### AIM OF THE EXERCISE
Update the items below by replacing "elements" with "components" wherever it appears, leaving all other text unchanged. Omit the pictures from your output.

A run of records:
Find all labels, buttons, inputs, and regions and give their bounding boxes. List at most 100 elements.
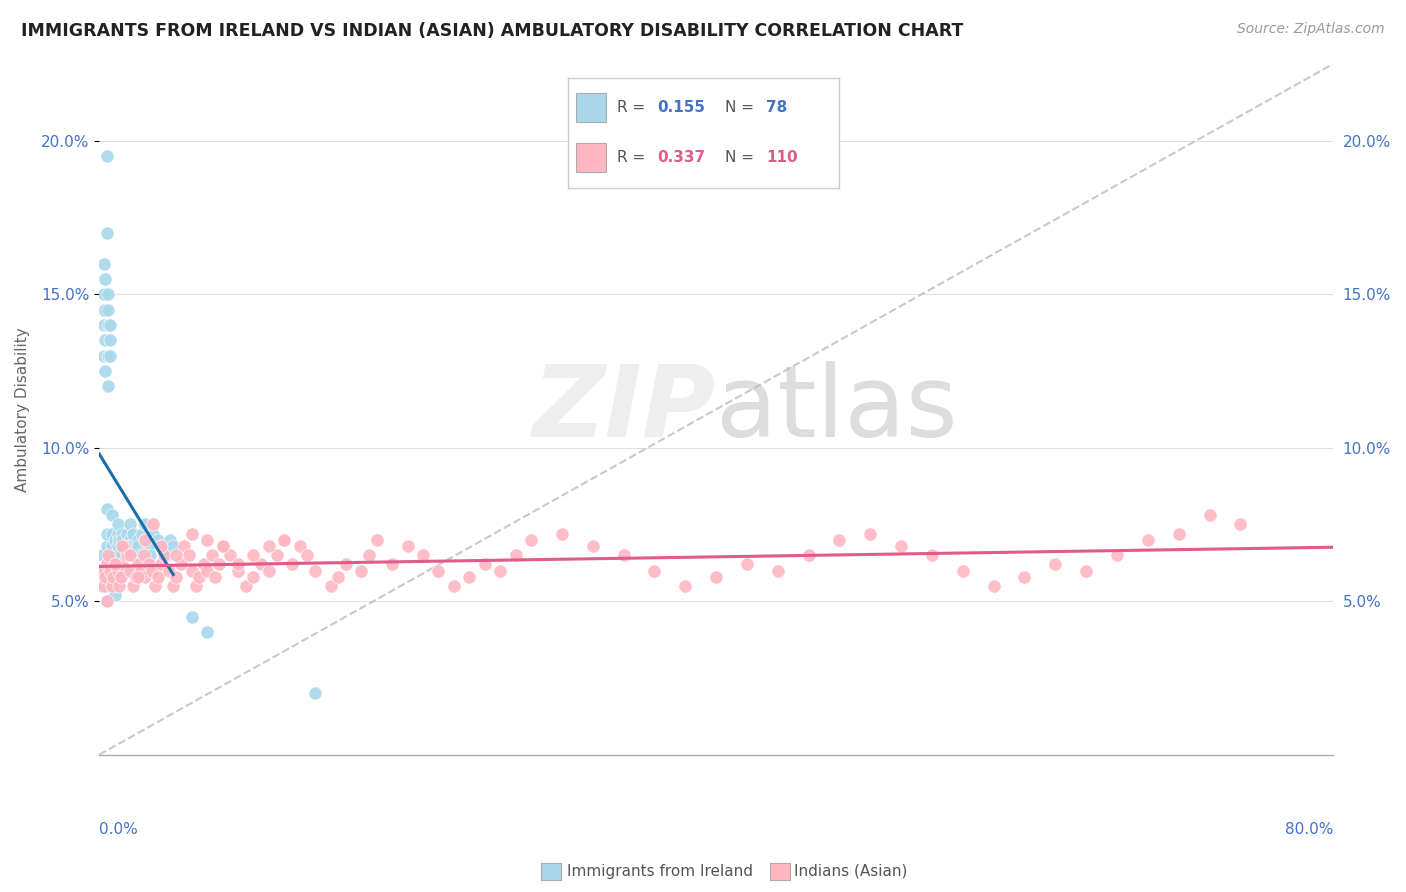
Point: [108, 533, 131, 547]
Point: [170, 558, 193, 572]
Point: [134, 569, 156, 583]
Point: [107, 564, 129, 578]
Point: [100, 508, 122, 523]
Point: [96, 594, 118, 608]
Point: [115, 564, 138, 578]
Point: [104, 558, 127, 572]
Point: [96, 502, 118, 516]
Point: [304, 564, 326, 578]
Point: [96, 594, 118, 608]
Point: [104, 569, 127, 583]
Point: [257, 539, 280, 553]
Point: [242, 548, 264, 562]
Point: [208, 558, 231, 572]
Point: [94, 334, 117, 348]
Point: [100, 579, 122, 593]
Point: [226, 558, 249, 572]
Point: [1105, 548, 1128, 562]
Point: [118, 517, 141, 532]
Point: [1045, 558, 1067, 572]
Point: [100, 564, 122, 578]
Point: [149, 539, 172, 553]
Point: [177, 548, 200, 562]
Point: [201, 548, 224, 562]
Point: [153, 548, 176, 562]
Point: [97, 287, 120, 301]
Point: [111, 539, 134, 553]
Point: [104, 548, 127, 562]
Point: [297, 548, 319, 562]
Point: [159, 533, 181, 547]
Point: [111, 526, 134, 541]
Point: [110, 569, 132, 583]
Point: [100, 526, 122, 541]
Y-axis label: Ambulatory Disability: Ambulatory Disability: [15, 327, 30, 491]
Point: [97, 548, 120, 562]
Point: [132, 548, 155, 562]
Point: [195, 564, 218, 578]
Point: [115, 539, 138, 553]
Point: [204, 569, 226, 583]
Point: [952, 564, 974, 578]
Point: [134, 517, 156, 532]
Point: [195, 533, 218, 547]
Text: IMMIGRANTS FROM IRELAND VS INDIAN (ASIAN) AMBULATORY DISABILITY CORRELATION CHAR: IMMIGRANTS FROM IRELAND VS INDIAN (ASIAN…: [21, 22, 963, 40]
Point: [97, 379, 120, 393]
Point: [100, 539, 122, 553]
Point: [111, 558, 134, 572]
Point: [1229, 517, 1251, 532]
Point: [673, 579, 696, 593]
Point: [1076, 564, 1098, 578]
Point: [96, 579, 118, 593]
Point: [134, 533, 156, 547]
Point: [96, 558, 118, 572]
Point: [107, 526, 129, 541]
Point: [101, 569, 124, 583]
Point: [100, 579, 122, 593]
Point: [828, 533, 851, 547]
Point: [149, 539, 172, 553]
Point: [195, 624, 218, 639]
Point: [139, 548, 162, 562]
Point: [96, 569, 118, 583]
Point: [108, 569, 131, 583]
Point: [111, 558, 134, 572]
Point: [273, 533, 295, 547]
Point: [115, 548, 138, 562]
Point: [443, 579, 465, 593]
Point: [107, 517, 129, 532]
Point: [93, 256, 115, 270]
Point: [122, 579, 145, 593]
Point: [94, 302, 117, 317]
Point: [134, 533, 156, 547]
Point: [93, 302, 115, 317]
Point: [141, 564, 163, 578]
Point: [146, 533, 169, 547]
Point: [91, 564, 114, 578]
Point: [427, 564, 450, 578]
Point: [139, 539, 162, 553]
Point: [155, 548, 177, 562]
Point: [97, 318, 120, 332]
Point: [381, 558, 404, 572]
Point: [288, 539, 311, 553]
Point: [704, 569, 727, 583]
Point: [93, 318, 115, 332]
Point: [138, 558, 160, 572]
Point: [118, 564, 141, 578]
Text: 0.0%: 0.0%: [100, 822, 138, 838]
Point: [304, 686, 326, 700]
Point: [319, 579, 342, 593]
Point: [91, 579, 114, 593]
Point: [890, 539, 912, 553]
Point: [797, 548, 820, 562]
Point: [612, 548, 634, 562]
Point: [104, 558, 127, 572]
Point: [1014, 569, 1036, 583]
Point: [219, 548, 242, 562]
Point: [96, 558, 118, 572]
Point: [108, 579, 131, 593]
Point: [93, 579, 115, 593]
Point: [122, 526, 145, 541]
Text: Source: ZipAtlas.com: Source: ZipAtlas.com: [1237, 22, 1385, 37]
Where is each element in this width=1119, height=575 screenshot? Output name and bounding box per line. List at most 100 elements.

### RESULT BELOW
Find all labels, buttons, inputs, and regions and give their bounding boxes. List at most 100 components.
Point: [108, 533, 131, 547]
Point: [170, 558, 193, 572]
Point: [134, 569, 156, 583]
Point: [107, 564, 129, 578]
Point: [100, 508, 122, 523]
Point: [96, 594, 118, 608]
Point: [115, 564, 138, 578]
Point: [104, 558, 127, 572]
Point: [96, 502, 118, 516]
Point: [304, 564, 326, 578]
Point: [96, 594, 118, 608]
Point: [104, 569, 127, 583]
Point: [257, 539, 280, 553]
Point: [242, 548, 264, 562]
Point: [208, 558, 231, 572]
Point: [94, 334, 117, 348]
Point: [100, 579, 122, 593]
Point: [226, 558, 249, 572]
Point: [1105, 548, 1128, 562]
Point: [118, 517, 141, 532]
Point: [1045, 558, 1067, 572]
Point: [100, 564, 122, 578]
Point: [149, 539, 172, 553]
Point: [177, 548, 200, 562]
Point: [201, 548, 224, 562]
Point: [153, 548, 176, 562]
Point: [97, 287, 120, 301]
Point: [111, 539, 134, 553]
Point: [104, 548, 127, 562]
Point: [297, 548, 319, 562]
Point: [159, 533, 181, 547]
Point: [111, 526, 134, 541]
Point: [110, 569, 132, 583]
Point: [100, 526, 122, 541]
Y-axis label: Ambulatory Disability: Ambulatory Disability: [15, 327, 30, 491]
Point: [97, 548, 120, 562]
Point: [132, 548, 155, 562]
Point: [195, 564, 218, 578]
Point: [115, 539, 138, 553]
Point: [204, 569, 226, 583]
Point: [952, 564, 974, 578]
Point: [134, 517, 156, 532]
Point: [195, 533, 218, 547]
Text: IMMIGRANTS FROM IRELAND VS INDIAN (ASIAN) AMBULATORY DISABILITY CORRELATION CHAR: IMMIGRANTS FROM IRELAND VS INDIAN (ASIAN…: [21, 22, 963, 40]
Point: [97, 379, 120, 393]
Point: [100, 539, 122, 553]
Point: [111, 558, 134, 572]
Point: [1229, 517, 1251, 532]
Point: [673, 579, 696, 593]
Point: [1076, 564, 1098, 578]
Point: [96, 579, 118, 593]
Point: [134, 533, 156, 547]
Point: [96, 558, 118, 572]
Point: [107, 526, 129, 541]
Point: [101, 569, 124, 583]
Point: [100, 579, 122, 593]
Point: [828, 533, 851, 547]
Point: [149, 539, 172, 553]
Point: [195, 624, 218, 639]
Point: [139, 548, 162, 562]
Point: [96, 569, 118, 583]
Point: [108, 569, 131, 583]
Point: [111, 558, 134, 572]
Point: [273, 533, 295, 547]
Point: [115, 548, 138, 562]
Point: [443, 579, 465, 593]
Point: [107, 517, 129, 532]
Point: [93, 256, 115, 270]
Point: [122, 579, 145, 593]
Point: [94, 302, 117, 317]
Point: [134, 533, 156, 547]
Point: [93, 302, 115, 317]
Point: [141, 564, 163, 578]
Point: [146, 533, 169, 547]
Point: [91, 564, 114, 578]
Point: [427, 564, 450, 578]
Point: [139, 539, 162, 553]
Point: [155, 548, 177, 562]
Point: [97, 318, 120, 332]
Point: [381, 558, 404, 572]
Point: [288, 539, 311, 553]
Point: [704, 569, 727, 583]
Point: [93, 318, 115, 332]
Point: [138, 558, 160, 572]
Point: [118, 564, 141, 578]
Text: 0.0%: 0.0%: [100, 822, 138, 838]
Point: [304, 686, 326, 700]
Point: [319, 579, 342, 593]
Point: [91, 579, 114, 593]
Point: [890, 539, 912, 553]
Point: [797, 548, 820, 562]
Point: [612, 548, 634, 562]
Point: [104, 558, 127, 572]
Point: [1014, 569, 1036, 583]
Point: [219, 548, 242, 562]
Point: [96, 558, 118, 572]
Point: [108, 579, 131, 593]
Point: [93, 579, 115, 593]
Point: [122, 526, 145, 541]
Text: Source: ZipAtlas.com: Source: ZipAtlas.com: [1237, 22, 1385, 37]
Where is each element in this width=1119, height=575 screenshot? Output name and bounding box per line. List at most 100 components.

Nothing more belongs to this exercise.